Written task. Can you write out all of the material below, word for word?

* * * * * * *

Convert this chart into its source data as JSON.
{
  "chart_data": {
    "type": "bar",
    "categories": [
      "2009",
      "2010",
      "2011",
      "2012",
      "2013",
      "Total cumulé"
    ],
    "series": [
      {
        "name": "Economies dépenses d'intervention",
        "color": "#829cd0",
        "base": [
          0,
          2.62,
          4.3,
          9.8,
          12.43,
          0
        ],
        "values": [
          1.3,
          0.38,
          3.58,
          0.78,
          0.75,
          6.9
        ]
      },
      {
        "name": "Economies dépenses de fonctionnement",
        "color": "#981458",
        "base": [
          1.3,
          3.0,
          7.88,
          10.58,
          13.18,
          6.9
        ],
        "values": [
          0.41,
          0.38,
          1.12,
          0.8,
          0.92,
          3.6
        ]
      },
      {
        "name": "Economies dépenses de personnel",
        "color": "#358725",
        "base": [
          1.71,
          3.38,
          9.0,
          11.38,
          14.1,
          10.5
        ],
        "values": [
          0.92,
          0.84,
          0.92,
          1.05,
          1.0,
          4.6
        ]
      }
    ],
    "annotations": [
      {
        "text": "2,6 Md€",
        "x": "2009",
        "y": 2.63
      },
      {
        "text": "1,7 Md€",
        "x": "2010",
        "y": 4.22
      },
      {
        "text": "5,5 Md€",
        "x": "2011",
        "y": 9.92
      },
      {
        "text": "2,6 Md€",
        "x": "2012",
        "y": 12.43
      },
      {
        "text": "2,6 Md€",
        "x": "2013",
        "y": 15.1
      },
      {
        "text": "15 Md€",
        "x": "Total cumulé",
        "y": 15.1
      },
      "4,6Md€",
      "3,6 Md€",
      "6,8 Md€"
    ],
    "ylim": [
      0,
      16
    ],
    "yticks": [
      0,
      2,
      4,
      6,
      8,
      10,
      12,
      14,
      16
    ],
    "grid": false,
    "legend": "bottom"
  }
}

* * * * * * *

Correct response.
Convert this chart into its source data as JSON.
{
  "chart_data": {
    "type": "bar",
    "categories": [
      "2009",
      "2010",
      "2011",
      "2012",
      "2013",
      "Total cumulé"
    ],
    "series": [
      {
        "name": "Economies dépenses d'intervention",
        "color": "#829cd0",
        "base": [
          0,
          2.62,
          4.3,
          9.8,
          12.43,
          0
        ],
        "values": [
          1.3,
          0.38,
          3.58,
          0.78,
          0.75,
          6.9
        ]
      },
      {
        "name": "Economies dépenses de fonctionnement",
        "color": "#981458",
        "base": [
          1.3,
          3.0,
          7.88,
          10.58,
          13.18,
          6.9
        ],
        "values": [
          0.41,
          0.38,
          1.12,
          0.8,
          0.92,
          3.6
        ]
      },
      {
        "name": "Economies dépenses de personnel",
        "color": "#358725",
        "base": [
          1.71,
          3.38,
          9.0,
          11.38,
          14.1,
          10.5
        ],
        "values": [
          0.92,
          0.84,
          0.92,
          1.05,
          1.0,
          4.6
        ]
      }
    ],
    "annotations": [
      {
        "text": "2,6 Md€",
        "x": "2009",
        "y": 2.63
      },
      {
        "text": "1,7 Md€",
        "x": "2010",
        "y": 4.22
      },
      {
        "text": "5,5 Md€",
        "x": "2011",
        "y": 9.92
      },
      {
        "text": "2,6 Md€",
        "x": "2012",
        "y": 12.43
      },
      {
        "text": "2,6 Md€",
        "x": "2013",
        "y": 15.1
      },
      {
        "text": "15 Md€",
        "x": "Total cumulé",
        "y": 15.1
      },
      "4,6Md€",
      "3,6 Md€",
      "6,8 Md€"
    ],
    "ylim": [
      0,
      16
    ],
    "yticks": [
      0,
      2,
      4,
      6,
      8,
      10,
      12,
      14,
      16
    ],
    "grid": false,
    "legend": "bottom"
  }
}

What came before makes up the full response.